#### EXERCISE REQUIREMENTS
Below is a listing; reproduce each line of it exactly.

#### EXCERPTED RECORDS
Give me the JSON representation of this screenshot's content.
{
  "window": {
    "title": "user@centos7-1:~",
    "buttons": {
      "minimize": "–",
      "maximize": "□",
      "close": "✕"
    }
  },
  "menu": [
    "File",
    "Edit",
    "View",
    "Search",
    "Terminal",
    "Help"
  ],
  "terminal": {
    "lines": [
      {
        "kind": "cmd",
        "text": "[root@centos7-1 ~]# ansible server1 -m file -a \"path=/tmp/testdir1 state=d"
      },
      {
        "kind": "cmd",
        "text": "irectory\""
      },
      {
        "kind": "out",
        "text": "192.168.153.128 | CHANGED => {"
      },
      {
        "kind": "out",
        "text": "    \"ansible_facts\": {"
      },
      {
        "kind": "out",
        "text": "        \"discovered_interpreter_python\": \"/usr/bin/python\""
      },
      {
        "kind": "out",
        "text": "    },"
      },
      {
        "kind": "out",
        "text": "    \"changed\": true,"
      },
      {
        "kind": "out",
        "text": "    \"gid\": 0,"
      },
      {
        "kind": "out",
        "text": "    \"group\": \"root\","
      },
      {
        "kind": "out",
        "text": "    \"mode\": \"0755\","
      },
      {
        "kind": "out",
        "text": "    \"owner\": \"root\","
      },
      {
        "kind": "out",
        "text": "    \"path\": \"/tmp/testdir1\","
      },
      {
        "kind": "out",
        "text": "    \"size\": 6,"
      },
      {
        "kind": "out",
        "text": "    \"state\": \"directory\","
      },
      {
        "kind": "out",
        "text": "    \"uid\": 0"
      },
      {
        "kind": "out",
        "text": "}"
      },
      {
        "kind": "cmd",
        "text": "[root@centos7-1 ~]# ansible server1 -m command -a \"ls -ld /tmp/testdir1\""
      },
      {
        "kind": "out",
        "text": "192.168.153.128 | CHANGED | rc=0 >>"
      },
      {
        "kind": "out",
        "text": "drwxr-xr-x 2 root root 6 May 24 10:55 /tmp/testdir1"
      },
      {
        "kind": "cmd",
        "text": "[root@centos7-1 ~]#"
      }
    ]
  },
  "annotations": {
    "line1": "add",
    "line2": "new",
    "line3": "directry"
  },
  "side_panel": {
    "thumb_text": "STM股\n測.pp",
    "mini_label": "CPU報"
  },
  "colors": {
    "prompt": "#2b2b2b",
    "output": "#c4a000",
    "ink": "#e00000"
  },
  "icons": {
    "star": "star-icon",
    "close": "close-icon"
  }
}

#### OUTPUT
Give me the JSON representation of this screenshot's content.
{
  "window": {
    "title": "user@centos7-1:~",
    "buttons": {
      "minimize": "–",
      "maximize": "□",
      "close": "✕"
    }
  },
  "menu": [
    "File",
    "Edit",
    "View",
    "Search",
    "Terminal",
    "Help"
  ],
  "terminal": {
    "lines": [
      {
        "kind": "cmd",
        "text": "[root@centos7-1 ~]# ansible server1 -m file -a \"path=/tmp/testdir1 state=d"
      },
      {
        "kind": "cmd",
        "text": "irectory\""
      },
      {
        "kind": "out",
        "text": "192.168.153.128 | CHANGED => {"
      },
      {
        "kind": "out",
        "text": "    \"ansible_facts\": {"
      },
      {
        "kind": "out",
        "text": "        \"discovered_interpreter_python\": \"/usr/bin/python\""
      },
      {
        "kind": "out",
        "text": "    },"
      },
      {
        "kind": "out",
        "text": "    \"changed\": true,"
      },
      {
        "kind": "out",
        "text": "    \"gid\": 0,"
      },
      {
        "kind": "out",
        "text": "    \"group\": \"root\","
      },
      {
        "kind": "out",
        "text": "    \"mode\": \"0755\","
      },
      {
        "kind": "out",
        "text": "    \"owner\": \"root\","
      },
      {
        "kind": "out",
        "text": "    \"path\": \"/tmp/testdir1\","
      },
      {
        "kind": "out",
        "text": "    \"size\": 6,"
      },
      {
        "kind": "out",
        "text": "    \"state\": \"directory\","
      },
      {
        "kind": "out",
        "text": "    \"uid\": 0"
      },
      {
        "kind": "out",
        "text": "}"
      },
      {
        "kind": "cmd",
        "text": "[root@centos7-1 ~]# ansible server1 -m command -a \"ls -ld /tmp/testdir1\""
      },
      {
        "kind": "out",
        "text": "192.168.153.128 | CHANGED | rc=0 >>"
      },
      {
        "kind": "out",
        "text": "drwxr-xr-x 2 root root 6 May 24 10:55 /tmp/testdir1"
      },
      {
        "kind": "cmd",
        "text": "[root@centos7-1 ~]#"
      }
    ]
  },
  "annotations": {
    "line1": "add",
    "line2": "new",
    "line3": "directry"
  },
  "side_panel": {
    "thumb_text": "STM股\n測.pp",
    "mini_label": "CPU報"
  },
  "colors": {
    "prompt": "#2b2b2b",
    "output": "#c4a000",
    "ink": "#e00000"
  },
  "icons": {
    "star": "star-icon",
    "close": "close-icon"
  }
}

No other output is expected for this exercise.